* TASK DETAILS
Give only the number of lines in the records that include the string "Mississippi".

** Start RAW DATA **

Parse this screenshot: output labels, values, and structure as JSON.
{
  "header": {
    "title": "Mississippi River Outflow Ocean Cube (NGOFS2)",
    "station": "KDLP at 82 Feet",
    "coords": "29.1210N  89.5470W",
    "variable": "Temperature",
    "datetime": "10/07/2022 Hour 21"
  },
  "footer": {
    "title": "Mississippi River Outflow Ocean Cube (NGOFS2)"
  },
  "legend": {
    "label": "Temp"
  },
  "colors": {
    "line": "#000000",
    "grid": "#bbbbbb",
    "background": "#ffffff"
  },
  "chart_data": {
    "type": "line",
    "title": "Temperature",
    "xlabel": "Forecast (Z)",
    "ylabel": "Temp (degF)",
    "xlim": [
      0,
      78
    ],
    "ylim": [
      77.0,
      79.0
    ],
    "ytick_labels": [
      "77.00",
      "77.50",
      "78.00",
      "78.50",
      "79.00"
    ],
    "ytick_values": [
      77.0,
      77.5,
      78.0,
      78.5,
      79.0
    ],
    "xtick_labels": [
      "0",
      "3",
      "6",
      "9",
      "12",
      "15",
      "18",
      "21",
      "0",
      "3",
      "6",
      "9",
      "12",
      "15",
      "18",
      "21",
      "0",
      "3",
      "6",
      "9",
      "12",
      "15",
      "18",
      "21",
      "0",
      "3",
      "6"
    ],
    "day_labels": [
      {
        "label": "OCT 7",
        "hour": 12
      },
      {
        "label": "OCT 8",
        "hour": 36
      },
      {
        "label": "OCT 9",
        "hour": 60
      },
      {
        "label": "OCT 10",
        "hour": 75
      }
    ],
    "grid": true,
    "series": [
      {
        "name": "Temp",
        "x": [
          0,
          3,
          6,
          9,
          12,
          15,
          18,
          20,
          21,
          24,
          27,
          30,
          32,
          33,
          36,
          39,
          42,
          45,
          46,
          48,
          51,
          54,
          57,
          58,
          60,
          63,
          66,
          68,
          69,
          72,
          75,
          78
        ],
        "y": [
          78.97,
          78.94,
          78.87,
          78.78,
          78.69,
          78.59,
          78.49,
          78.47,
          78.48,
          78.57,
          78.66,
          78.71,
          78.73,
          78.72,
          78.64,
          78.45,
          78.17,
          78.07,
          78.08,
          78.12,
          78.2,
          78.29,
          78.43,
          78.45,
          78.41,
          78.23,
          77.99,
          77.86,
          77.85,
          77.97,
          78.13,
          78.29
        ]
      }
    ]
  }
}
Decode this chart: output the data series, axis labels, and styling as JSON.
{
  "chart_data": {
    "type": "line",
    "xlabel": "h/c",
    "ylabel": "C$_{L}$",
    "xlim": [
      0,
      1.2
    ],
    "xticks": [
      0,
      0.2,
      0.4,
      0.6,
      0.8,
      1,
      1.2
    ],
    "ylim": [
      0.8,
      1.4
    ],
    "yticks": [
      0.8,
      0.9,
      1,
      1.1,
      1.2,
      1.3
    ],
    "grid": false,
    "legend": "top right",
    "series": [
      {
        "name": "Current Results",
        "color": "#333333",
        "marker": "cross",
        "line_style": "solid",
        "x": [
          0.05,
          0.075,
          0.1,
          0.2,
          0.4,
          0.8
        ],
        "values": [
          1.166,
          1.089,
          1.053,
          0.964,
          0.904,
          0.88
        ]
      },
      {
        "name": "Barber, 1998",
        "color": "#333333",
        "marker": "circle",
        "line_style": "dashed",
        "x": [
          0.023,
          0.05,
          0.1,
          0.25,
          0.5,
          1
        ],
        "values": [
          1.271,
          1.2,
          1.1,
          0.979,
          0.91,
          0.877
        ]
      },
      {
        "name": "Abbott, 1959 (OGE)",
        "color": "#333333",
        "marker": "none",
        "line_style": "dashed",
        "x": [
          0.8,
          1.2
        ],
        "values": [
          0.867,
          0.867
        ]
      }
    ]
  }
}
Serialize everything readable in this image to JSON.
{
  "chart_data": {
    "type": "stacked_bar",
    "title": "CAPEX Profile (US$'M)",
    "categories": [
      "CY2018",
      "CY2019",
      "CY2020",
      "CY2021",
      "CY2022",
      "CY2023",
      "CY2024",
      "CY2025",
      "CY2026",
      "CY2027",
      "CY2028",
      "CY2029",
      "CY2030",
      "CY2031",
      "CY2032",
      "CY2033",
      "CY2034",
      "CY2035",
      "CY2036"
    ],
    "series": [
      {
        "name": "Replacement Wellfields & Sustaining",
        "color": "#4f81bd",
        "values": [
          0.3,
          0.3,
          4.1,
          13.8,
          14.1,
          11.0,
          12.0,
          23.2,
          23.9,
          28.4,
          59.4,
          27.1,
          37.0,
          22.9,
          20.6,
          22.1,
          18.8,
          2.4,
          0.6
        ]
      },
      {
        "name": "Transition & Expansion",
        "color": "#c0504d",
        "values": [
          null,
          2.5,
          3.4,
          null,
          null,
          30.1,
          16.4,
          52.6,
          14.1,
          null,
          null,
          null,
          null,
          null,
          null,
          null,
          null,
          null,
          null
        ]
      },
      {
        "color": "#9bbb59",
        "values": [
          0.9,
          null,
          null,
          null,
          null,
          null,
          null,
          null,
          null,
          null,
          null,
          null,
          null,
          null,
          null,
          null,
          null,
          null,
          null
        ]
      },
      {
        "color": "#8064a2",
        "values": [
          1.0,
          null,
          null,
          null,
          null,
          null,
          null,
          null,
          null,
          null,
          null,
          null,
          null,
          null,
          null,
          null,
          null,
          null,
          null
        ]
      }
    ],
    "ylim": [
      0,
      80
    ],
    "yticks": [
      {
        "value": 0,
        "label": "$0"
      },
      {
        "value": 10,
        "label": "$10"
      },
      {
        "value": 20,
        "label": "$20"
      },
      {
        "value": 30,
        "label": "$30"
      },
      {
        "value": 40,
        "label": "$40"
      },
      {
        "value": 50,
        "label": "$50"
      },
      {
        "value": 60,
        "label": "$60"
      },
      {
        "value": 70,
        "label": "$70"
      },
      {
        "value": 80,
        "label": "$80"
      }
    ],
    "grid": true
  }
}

** End RAW DATA **

* WRITTEN ANSWER
2